● GIVEN INFORMATION
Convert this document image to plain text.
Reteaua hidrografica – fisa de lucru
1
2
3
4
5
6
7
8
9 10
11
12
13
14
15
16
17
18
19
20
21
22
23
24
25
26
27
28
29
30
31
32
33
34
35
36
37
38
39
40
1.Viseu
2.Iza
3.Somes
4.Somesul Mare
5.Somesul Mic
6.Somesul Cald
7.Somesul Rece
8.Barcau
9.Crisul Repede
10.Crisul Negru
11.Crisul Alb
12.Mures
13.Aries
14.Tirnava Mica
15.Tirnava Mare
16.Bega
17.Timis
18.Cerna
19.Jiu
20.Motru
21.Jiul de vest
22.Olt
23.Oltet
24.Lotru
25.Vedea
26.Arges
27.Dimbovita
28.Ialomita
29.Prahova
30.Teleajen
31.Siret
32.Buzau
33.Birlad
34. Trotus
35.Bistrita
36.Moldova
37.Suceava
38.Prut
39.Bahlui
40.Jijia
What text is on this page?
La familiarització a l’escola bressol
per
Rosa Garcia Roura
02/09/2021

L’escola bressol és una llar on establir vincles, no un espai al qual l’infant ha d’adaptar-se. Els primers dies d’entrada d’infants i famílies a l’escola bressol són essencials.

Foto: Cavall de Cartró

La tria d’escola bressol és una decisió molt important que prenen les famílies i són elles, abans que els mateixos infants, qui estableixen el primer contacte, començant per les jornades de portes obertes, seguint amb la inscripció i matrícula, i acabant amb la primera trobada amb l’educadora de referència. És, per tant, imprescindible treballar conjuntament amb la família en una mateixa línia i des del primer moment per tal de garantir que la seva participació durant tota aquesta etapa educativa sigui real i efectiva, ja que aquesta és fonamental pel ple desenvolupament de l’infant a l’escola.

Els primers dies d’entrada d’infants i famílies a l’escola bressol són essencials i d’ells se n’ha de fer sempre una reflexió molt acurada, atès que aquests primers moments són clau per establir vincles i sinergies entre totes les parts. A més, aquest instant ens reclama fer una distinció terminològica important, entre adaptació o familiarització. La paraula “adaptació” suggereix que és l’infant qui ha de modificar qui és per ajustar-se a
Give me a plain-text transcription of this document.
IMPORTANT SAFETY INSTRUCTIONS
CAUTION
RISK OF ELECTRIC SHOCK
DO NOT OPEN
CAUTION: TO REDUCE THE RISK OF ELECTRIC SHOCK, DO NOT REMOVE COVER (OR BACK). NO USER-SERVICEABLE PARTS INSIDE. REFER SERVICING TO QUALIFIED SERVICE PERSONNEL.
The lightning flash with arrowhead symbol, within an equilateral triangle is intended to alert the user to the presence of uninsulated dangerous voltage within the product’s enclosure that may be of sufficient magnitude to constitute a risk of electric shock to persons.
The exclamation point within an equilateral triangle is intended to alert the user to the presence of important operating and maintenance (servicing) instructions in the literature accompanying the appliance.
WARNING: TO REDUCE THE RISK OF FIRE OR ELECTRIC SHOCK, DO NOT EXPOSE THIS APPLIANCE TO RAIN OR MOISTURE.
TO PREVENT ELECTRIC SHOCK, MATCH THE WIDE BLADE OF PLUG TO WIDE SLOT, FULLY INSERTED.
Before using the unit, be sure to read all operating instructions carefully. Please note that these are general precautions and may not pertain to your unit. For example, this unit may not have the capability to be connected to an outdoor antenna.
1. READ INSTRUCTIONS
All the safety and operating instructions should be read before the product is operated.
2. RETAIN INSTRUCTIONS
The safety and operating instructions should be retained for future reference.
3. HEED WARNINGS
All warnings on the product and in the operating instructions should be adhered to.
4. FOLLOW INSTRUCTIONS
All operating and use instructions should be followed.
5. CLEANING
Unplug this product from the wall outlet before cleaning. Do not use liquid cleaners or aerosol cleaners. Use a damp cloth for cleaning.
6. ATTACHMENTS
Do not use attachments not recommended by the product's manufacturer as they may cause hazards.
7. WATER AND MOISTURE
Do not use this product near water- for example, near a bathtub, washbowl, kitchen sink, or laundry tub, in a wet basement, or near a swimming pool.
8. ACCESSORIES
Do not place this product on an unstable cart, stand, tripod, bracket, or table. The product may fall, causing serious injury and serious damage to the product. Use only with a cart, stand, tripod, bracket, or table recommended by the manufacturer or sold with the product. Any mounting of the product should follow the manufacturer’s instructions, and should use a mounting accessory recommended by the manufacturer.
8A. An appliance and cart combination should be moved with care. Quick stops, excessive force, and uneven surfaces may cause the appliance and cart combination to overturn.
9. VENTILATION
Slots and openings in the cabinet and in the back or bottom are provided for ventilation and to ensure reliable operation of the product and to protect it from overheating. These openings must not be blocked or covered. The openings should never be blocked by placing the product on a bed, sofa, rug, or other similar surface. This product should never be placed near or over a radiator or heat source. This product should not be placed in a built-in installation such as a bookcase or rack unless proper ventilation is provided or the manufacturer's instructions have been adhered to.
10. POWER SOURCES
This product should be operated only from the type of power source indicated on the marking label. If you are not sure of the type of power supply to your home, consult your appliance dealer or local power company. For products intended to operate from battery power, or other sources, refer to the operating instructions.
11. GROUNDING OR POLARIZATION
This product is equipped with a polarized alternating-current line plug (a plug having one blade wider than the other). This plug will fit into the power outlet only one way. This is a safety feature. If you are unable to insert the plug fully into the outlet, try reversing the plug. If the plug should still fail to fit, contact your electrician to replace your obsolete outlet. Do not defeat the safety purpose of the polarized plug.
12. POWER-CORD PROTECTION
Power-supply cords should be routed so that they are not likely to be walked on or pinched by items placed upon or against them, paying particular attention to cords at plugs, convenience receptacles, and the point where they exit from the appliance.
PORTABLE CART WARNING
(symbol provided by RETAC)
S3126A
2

● WHAT TO DO
Write the material out again in its entirety, exactly as shown.

● REPLY TO THE EXERCISE
Convert this document image to plain text.
Reteaua hidrografica – fisa de lucru
1
2
3
4
5
6
7
8
9 10
11
12
13
14
15
16
17
18
19
20
21
22
23
24
25
26
27
28
29
30
31
32
33
34
35
36
37
38
39
40
1.Viseu
2.Iza
3.Somes
4.Somesul Mare
5.Somesul Mic
6.Somesul Cald
7.Somesul Rece
8.Barcau
9.Crisul Repede
10.Crisul Negru
11.Crisul Alb
12.Mures
13.Aries
14.Tirnava Mica
15.Tirnava Mare
16.Bega
17.Timis
18.Cerna
19.Jiu
20.Motru
21.Jiul de vest
22.Olt
23.Oltet
24.Lotru
25.Vedea
26.Arges
27.Dimbovita
28.Ialomita
29.Prahova
30.Teleajen
31.Siret
32.Buzau
33.Birlad
34. Trotus
35.Bistrita
36.Moldova
37.Suceava
38.Prut
39.Bahlui
40.Jijia
What text is on this page?
La familiarització a l’escola bressol
per
Rosa Garcia Roura
02/09/2021

L’escola bressol és una llar on establir vincles, no un espai al qual l’infant ha d’adaptar-se. Els primers dies d’entrada d’infants i famílies a l’escola bressol són essencials.

Foto: Cavall de Cartró

La tria d’escola bressol és una decisió molt important que prenen les famílies i són elles, abans que els mateixos infants, qui estableixen el primer contacte, començant per les jornades de portes obertes, seguint amb la inscripció i matrícula, i acabant amb la primera trobada amb l’educadora de referència. És, per tant, imprescindible treballar conjuntament amb la família en una mateixa línia i des del primer moment per tal de garantir que la seva participació durant tota aquesta etapa educativa sigui real i efectiva, ja que aquesta és fonamental pel ple desenvolupament de l’infant a l’escola.

Els primers dies d’entrada d’infants i famílies a l’escola bressol són essencials i d’ells se n’ha de fer sempre una reflexió molt acurada, atès que aquests primers moments són clau per establir vincles i sinergies entre totes les parts. A més, aquest instant ens reclama fer una distinció terminològica important, entre adaptació o familiarització. La paraula “adaptació” suggereix que és l’infant qui ha de modificar qui és per ajustar-se a
Give me a plain-text transcription of this document.
IMPORTANT SAFETY INSTRUCTIONS
CAUTION
RISK OF ELECTRIC SHOCK
DO NOT OPEN
CAUTION: TO REDUCE THE RISK OF ELECTRIC SHOCK, DO NOT REMOVE COVER (OR BACK). NO USER-SERVICEABLE PARTS INSIDE. REFER SERVICING TO QUALIFIED SERVICE PERSONNEL.
The lightning flash with arrowhead symbol, within an equilateral triangle is intended to alert the user to the presence of uninsulated dangerous voltage within the product’s enclosure that may be of sufficient magnitude to constitute a risk of electric shock to persons.
The exclamation point within an equilateral triangle is intended to alert the user to the presence of important operating and maintenance (servicing) instructions in the literature accompanying the appliance.
WARNING: TO REDUCE THE RISK OF FIRE OR ELECTRIC SHOCK, DO NOT EXPOSE THIS APPLIANCE TO RAIN OR MOISTURE.
TO PREVENT ELECTRIC SHOCK, MATCH THE WIDE BLADE OF PLUG TO WIDE SLOT, FULLY INSERTED.
Before using the unit, be sure to read all operating instructions carefully. Please note that these are general precautions and may not pertain to your unit. For example, this unit may not have the capability to be connected to an outdoor antenna.
1. READ INSTRUCTIONS
All the safety and operating instructions should be read before the product is operated.
2. RETAIN INSTRUCTIONS
The safety and operating instructions should be retained for future reference.
3. HEED WARNINGS
All warnings on the product and in the operating instructions should be adhered to.
4. FOLLOW INSTRUCTIONS
All operating and use instructions should be followed.
5. CLEANING
Unplug this product from the wall outlet before cleaning. Do not use liquid cleaners or aerosol cleaners. Use a damp cloth for cleaning.
6. ATTACHMENTS
Do not use attachments not recommended by the product's manufacturer as they may cause hazards.
7. WATER AND MOISTURE
Do not use this product near water- for example, near a bathtub, washbowl, kitchen sink, or laundry tub, in a wet basement, or near a swimming pool.
8. ACCESSORIES
Do not place this product on an unstable cart, stand, tripod, bracket, or table. The product may fall, causing serious injury and serious damage to the product. Use only with a cart, stand, tripod, bracket, or table recommended by the manufacturer or sold with the product. Any mounting of the product should follow the manufacturer’s instructions, and should use a mounting accessory recommended by the manufacturer.
8A. An appliance and cart combination should be moved with care. Quick stops, excessive force, and uneven surfaces may cause the appliance and cart combination to overturn.
9. VENTILATION
Slots and openings in the cabinet and in the back or bottom are provided for ventilation and to ensure reliable operation of the product and to protect it from overheating. These openings must not be blocked or covered. The openings should never be blocked by placing the product on a bed, sofa, rug, or other similar surface. This product should never be placed near or over a radiator or heat source. This product should not be placed in a built-in installation such as a bookcase or rack unless proper ventilation is provided or the manufacturer's instructions have been adhered to.
10. POWER SOURCES
This product should be operated only from the type of power source indicated on the marking label. If you are not sure of the type of power supply to your home, consult your appliance dealer or local power company. For products intended to operate from battery power, or other sources, refer to the operating instructions.
11. GROUNDING OR POLARIZATION
This product is equipped with a polarized alternating-current line plug (a plug having one blade wider than the other). This plug will fit into the power outlet only one way. This is a safety feature. If you are unable to insert the plug fully into the outlet, try reversing the plug. If the plug should still fail to fit, contact your electrician to replace your obsolete outlet. Do not defeat the safety purpose of the polarized plug.
12. POWER-CORD PROTECTION
Power-supply cords should be routed so that they are not likely to be walked on or pinched by items placed upon or against them, paying particular attention to cords at plugs, convenience receptacles, and the point where they exit from the appliance.
PORTABLE CART WARNING
(symbol provided by RETAC)
S3126A
2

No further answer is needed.